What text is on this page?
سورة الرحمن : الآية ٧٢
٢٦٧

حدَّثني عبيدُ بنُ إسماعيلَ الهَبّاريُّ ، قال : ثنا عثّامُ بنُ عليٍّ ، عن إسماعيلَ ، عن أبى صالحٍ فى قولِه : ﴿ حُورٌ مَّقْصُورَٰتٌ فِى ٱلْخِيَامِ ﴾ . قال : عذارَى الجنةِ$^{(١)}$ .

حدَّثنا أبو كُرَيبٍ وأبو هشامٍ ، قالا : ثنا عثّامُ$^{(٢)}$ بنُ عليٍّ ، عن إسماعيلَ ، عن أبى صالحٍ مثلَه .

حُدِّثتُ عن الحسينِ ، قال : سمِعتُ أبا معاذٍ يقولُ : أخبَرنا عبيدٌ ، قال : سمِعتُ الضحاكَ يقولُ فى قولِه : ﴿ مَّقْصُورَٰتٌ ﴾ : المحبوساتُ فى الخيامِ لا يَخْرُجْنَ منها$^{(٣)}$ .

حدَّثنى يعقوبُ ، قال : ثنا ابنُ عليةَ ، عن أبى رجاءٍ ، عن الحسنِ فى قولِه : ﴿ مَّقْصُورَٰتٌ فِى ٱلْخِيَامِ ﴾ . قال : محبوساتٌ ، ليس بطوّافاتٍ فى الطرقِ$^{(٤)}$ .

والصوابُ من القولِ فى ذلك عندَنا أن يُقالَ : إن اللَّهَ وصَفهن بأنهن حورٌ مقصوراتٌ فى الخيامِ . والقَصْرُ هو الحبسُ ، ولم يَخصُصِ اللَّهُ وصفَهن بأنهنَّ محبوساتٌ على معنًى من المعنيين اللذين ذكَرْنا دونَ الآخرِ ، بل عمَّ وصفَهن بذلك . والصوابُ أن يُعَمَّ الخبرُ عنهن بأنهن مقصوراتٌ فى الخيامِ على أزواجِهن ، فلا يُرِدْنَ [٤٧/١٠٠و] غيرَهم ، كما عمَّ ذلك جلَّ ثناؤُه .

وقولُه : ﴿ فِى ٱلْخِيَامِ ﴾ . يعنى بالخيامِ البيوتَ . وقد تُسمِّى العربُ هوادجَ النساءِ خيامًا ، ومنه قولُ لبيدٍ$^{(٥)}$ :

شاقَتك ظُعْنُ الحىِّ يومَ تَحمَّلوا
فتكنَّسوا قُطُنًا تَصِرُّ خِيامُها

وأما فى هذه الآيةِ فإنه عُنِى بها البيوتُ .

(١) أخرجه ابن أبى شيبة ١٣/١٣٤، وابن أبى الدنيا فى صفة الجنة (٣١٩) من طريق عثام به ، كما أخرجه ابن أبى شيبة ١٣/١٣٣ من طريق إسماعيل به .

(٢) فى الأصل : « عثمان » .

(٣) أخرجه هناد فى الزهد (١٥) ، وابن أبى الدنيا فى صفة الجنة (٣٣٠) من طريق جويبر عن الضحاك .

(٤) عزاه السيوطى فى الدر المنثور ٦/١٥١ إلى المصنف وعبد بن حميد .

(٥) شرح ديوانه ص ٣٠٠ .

GOAL:
Exactly reproduce all of the entries above.

FULL RESPONSE:
What text is on this page?
سورة الرحمن : الآية ٧٢
٢٦٧

حدَّثني عبيدُ بنُ إسماعيلَ الهَبّاريُّ ، قال : ثنا عثّامُ بنُ عليٍّ ، عن إسماعيلَ ، عن أبى صالحٍ فى قولِه : ﴿ حُورٌ مَّقْصُورَٰتٌ فِى ٱلْخِيَامِ ﴾ . قال : عذارَى الجنةِ$^{(١)}$ .

حدَّثنا أبو كُرَيبٍ وأبو هشامٍ ، قالا : ثنا عثّامُ$^{(٢)}$ بنُ عليٍّ ، عن إسماعيلَ ، عن أبى صالحٍ مثلَه .

حُدِّثتُ عن الحسينِ ، قال : سمِعتُ أبا معاذٍ يقولُ : أخبَرنا عبيدٌ ، قال : سمِعتُ الضحاكَ يقولُ فى قولِه : ﴿ مَّقْصُورَٰتٌ ﴾ : المحبوساتُ فى الخيامِ لا يَخْرُجْنَ منها$^{(٣)}$ .

حدَّثنى يعقوبُ ، قال : ثنا ابنُ عليةَ ، عن أبى رجاءٍ ، عن الحسنِ فى قولِه : ﴿ مَّقْصُورَٰتٌ فِى ٱلْخِيَامِ ﴾ . قال : محبوساتٌ ، ليس بطوّافاتٍ فى الطرقِ$^{(٤)}$ .

والصوابُ من القولِ فى ذلك عندَنا أن يُقالَ : إن اللَّهَ وصَفهن بأنهن حورٌ مقصوراتٌ فى الخيامِ . والقَصْرُ هو الحبسُ ، ولم يَخصُصِ اللَّهُ وصفَهن بأنهنَّ محبوساتٌ على معنًى من المعنيين اللذين ذكَرْنا دونَ الآخرِ ، بل عمَّ وصفَهن بذلك . والصوابُ أن يُعَمَّ الخبرُ عنهن بأنهن مقصوراتٌ فى الخيامِ على أزواجِهن ، فلا يُرِدْنَ [٤٧/١٠٠و] غيرَهم ، كما عمَّ ذلك جلَّ ثناؤُه .

وقولُه : ﴿ فِى ٱلْخِيَامِ ﴾ . يعنى بالخيامِ البيوتَ . وقد تُسمِّى العربُ هوادجَ النساءِ خيامًا ، ومنه قولُ لبيدٍ$^{(٥)}$ :

شاقَتك ظُعْنُ الحىِّ يومَ تَحمَّلوا
فتكنَّسوا قُطُنًا تَصِرُّ خِيامُها

وأما فى هذه الآيةِ فإنه عُنِى بها البيوتُ .

(١) أخرجه ابن أبى شيبة ١٣/١٣٤، وابن أبى الدنيا فى صفة الجنة (٣١٩) من طريق عثام به ، كما أخرجه ابن أبى شيبة ١٣/١٣٣ من طريق إسماعيل به .

(٢) فى الأصل : « عثمان » .

(٣) أخرجه هناد فى الزهد (١٥) ، وابن أبى الدنيا فى صفة الجنة (٣٣٠) من طريق جويبر عن الضحاك .

(٤) عزاه السيوطى فى الدر المنثور ٦/١٥١ إلى المصنف وعبد بن حميد .

(٥) شرح ديوانه ص ٣٠٠ .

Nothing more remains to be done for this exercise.